(Exercise) The records below need retyping in full; give them again exactly.

— START —

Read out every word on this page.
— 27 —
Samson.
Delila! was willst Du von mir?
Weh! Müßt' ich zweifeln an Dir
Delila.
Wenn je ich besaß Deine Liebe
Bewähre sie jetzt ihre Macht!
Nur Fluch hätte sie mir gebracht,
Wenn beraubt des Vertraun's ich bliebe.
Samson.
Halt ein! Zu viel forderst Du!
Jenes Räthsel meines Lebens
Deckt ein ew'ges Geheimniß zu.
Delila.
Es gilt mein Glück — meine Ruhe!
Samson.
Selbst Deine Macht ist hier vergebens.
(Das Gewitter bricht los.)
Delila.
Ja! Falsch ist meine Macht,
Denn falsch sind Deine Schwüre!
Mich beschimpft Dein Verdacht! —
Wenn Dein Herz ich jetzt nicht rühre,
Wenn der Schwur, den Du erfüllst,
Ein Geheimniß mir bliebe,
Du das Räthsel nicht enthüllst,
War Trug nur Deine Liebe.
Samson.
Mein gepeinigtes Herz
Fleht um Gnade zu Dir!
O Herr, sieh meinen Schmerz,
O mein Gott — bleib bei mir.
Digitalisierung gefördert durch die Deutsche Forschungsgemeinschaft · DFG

— END —

(Answer)
Read out every word on this page.
— 27 —
Samson.
Delila! was willst Du von mir?
Weh! Müßt' ich zweifeln an Dir
Delila.
Wenn je ich besaß Deine Liebe
Bewähre sie jetzt ihre Macht!
Nur Fluch hätte sie mir gebracht,
Wenn beraubt des Vertraun's ich bliebe.
Samson.
Halt ein! Zu viel forderst Du!
Jenes Räthsel meines Lebens
Deckt ein ew'ges Geheimniß zu.
Delila.
Es gilt mein Glück — meine Ruhe!
Samson.
Selbst Deine Macht ist hier vergebens.
(Das Gewitter bricht los.)
Delila.
Ja! Falsch ist meine Macht,
Denn falsch sind Deine Schwüre!
Mich beschimpft Dein Verdacht! —
Wenn Dein Herz ich jetzt nicht rühre,
Wenn der Schwur, den Du erfüllst,
Ein Geheimniß mir bliebe,
Du das Räthsel nicht enthüllst,
War Trug nur Deine Liebe.
Samson.
Mein gepeinigtes Herz
Fleht um Gnade zu Dir!
O Herr, sieh meinen Schmerz,
O mein Gott — bleib bei mir.
Digitalisierung gefördert durch die Deutsche Forschungsgemeinschaft · DFG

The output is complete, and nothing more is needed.